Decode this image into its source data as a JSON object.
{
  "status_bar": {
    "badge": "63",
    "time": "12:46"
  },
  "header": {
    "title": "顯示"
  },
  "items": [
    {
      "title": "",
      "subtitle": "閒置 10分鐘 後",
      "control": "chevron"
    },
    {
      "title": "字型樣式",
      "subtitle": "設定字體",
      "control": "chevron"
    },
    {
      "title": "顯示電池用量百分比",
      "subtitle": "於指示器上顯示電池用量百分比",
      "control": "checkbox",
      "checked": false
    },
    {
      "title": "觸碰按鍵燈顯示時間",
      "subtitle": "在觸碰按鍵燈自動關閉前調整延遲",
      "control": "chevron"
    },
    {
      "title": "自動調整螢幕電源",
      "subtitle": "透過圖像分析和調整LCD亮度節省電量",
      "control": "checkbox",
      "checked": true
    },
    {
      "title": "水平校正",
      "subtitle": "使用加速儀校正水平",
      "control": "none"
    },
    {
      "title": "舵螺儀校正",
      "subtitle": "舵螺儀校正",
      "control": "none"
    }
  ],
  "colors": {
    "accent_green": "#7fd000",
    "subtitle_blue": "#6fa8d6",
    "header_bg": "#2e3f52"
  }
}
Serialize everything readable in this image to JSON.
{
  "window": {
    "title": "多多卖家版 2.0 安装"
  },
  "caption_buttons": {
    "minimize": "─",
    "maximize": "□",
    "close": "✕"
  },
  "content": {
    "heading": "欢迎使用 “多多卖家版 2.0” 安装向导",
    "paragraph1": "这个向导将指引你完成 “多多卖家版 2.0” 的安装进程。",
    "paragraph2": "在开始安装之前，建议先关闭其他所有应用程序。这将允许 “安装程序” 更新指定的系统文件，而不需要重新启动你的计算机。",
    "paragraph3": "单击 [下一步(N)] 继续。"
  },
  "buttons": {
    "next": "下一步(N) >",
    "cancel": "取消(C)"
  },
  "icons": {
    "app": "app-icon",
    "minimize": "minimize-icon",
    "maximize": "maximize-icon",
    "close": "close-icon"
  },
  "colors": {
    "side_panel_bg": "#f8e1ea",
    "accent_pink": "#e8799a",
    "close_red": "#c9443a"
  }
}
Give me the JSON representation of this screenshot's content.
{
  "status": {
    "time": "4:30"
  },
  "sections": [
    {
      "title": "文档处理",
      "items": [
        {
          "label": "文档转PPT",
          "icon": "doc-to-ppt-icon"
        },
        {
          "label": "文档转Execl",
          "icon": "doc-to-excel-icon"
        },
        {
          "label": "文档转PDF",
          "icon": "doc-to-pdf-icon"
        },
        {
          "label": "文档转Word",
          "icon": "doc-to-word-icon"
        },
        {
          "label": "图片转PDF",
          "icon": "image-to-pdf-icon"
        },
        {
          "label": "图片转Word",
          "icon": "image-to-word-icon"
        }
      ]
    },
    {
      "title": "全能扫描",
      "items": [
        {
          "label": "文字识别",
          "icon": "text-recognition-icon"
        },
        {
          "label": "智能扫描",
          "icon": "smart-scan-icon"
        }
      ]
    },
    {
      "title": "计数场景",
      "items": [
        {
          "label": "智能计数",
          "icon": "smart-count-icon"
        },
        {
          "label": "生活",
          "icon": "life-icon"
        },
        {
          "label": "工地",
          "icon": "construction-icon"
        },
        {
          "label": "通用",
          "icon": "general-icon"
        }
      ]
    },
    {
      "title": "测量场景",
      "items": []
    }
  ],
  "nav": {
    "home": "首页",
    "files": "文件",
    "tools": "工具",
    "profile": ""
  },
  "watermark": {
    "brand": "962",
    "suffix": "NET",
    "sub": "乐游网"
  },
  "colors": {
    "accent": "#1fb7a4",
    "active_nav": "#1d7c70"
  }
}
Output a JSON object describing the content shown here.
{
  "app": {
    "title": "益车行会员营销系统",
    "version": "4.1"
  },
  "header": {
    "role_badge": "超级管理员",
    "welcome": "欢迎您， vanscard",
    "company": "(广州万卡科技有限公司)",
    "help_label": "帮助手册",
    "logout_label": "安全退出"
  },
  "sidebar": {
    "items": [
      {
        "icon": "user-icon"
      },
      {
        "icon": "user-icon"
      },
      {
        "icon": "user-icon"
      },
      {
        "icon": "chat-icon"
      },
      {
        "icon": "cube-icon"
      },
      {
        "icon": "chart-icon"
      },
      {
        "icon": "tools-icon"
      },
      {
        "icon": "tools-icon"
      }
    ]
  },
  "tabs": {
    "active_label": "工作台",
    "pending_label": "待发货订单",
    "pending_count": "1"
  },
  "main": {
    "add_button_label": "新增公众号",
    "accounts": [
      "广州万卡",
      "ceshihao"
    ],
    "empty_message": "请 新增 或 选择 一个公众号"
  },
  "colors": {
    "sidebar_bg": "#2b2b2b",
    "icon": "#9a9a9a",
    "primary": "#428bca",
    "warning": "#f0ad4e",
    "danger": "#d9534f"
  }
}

__________________________________________________

Task requirements: Restate each record exactly as written.

Exercise answer:
Decode this image into its source data as a JSON object.
{
  "status_bar": {
    "badge": "63",
    "time": "12:46"
  },
  "header": {
    "title": "顯示"
  },
  "items": [
    {
      "title": "",
      "subtitle": "閒置 10分鐘 後",
      "control": "chevron"
    },
    {
      "title": "字型樣式",
      "subtitle": "設定字體",
      "control": "chevron"
    },
    {
      "title": "顯示電池用量百分比",
      "subtitle": "於指示器上顯示電池用量百分比",
      "control": "checkbox",
      "checked": false
    },
    {
      "title": "觸碰按鍵燈顯示時間",
      "subtitle": "在觸碰按鍵燈自動關閉前調整延遲",
      "control": "chevron"
    },
    {
      "title": "自動調整螢幕電源",
      "subtitle": "透過圖像分析和調整LCD亮度節省電量",
      "control": "checkbox",
      "checked": true
    },
    {
      "title": "水平校正",
      "subtitle": "使用加速儀校正水平",
      "control": "none"
    },
    {
      "title": "舵螺儀校正",
      "subtitle": "舵螺儀校正",
      "control": "none"
    }
  ],
  "colors": {
    "accent_green": "#7fd000",
    "subtitle_blue": "#6fa8d6",
    "header_bg": "#2e3f52"
  }
}
Serialize everything readable in this image to JSON.
{
  "window": {
    "title": "多多卖家版 2.0 安装"
  },
  "caption_buttons": {
    "minimize": "─",
    "maximize": "□",
    "close": "✕"
  },
  "content": {
    "heading": "欢迎使用 “多多卖家版 2.0” 安装向导",
    "paragraph1": "这个向导将指引你完成 “多多卖家版 2.0” 的安装进程。",
    "paragraph2": "在开始安装之前，建议先关闭其他所有应用程序。这将允许 “安装程序” 更新指定的系统文件，而不需要重新启动你的计算机。",
    "paragraph3": "单击 [下一步(N)] 继续。"
  },
  "buttons": {
    "next": "下一步(N) >",
    "cancel": "取消(C)"
  },
  "icons": {
    "app": "app-icon",
    "minimize": "minimize-icon",
    "maximize": "maximize-icon",
    "close": "close-icon"
  },
  "colors": {
    "side_panel_bg": "#f8e1ea",
    "accent_pink": "#e8799a",
    "close_red": "#c9443a"
  }
}
Give me the JSON representation of this screenshot's content.
{
  "status": {
    "time": "4:30"
  },
  "sections": [
    {
      "title": "文档处理",
      "items": [
        {
          "label": "文档转PPT",
          "icon": "doc-to-ppt-icon"
        },
        {
          "label": "文档转Execl",
          "icon": "doc-to-excel-icon"
        },
        {
          "label": "文档转PDF",
          "icon": "doc-to-pdf-icon"
        },
        {
          "label": "文档转Word",
          "icon": "doc-to-word-icon"
        },
        {
          "label": "图片转PDF",
          "icon": "image-to-pdf-icon"
        },
        {
          "label": "图片转Word",
          "icon": "image-to-word-icon"
        }
      ]
    },
    {
      "title": "全能扫描",
      "items": [
        {
          "label": "文字识别",
          "icon": "text-recognition-icon"
        },
        {
          "label": "智能扫描",
          "icon": "smart-scan-icon"
        }
      ]
    },
    {
      "title": "计数场景",
      "items": [
        {
          "label": "智能计数",
          "icon": "smart-count-icon"
        },
        {
          "label": "生活",
          "icon": "life-icon"
        },
        {
          "label": "工地",
          "icon": "construction-icon"
        },
        {
          "label": "通用",
          "icon": "general-icon"
        }
      ]
    },
    {
      "title": "测量场景",
      "items": []
    }
  ],
  "nav": {
    "home": "首页",
    "files": "文件",
    "tools": "工具",
    "profile": ""
  },
  "watermark": {
    "brand": "962",
    "suffix": "NET",
    "sub": "乐游网"
  },
  "colors": {
    "accent": "#1fb7a4",
    "active_nav": "#1d7c70"
  }
}
Output a JSON object describing the content shown here.
{
  "app": {
    "title": "益车行会员营销系统",
    "version": "4.1"
  },
  "header": {
    "role_badge": "超级管理员",
    "welcome": "欢迎您， vanscard",
    "company": "(广州万卡科技有限公司)",
    "help_label": "帮助手册",
    "logout_label": "安全退出"
  },
  "sidebar": {
    "items": [
      {
        "icon": "user-icon"
      },
      {
        "icon": "user-icon"
      },
      {
        "icon": "user-icon"
      },
      {
        "icon": "chat-icon"
      },
      {
        "icon": "cube-icon"
      },
      {
        "icon": "chart-icon"
      },
      {
        "icon": "tools-icon"
      },
      {
        "icon": "tools-icon"
      }
    ]
  },
  "tabs": {
    "active_label": "工作台",
    "pending_label": "待发货订单",
    "pending_count": "1"
  },
  "main": {
    "add_button_label": "新增公众号",
    "accounts": [
      "广州万卡",
      "ceshihao"
    ],
    "empty_message": "请 新增 或 选择 一个公众号"
  },
  "colors": {
    "sidebar_bg": "#2b2b2b",
    "icon": "#9a9a9a",
    "primary": "#428bca",
    "warning": "#f0ad4e",
    "danger": "#d9534f"
  }
}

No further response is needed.